## RECORDS
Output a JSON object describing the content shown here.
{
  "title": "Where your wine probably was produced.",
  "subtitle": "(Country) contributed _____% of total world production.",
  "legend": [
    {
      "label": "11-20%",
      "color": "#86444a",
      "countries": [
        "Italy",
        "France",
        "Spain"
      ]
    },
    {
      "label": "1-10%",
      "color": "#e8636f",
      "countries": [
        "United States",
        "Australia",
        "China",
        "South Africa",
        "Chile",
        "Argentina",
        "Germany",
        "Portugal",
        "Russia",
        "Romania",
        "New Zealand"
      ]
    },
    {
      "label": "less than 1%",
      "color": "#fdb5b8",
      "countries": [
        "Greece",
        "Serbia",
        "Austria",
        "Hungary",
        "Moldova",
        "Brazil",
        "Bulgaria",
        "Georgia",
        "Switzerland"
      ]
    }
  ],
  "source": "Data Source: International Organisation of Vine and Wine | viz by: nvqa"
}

## WHAT TO PRODUCE
Tally the lines of the records holding the word "label", then give only the resulting number.

## FINISHED TASK
3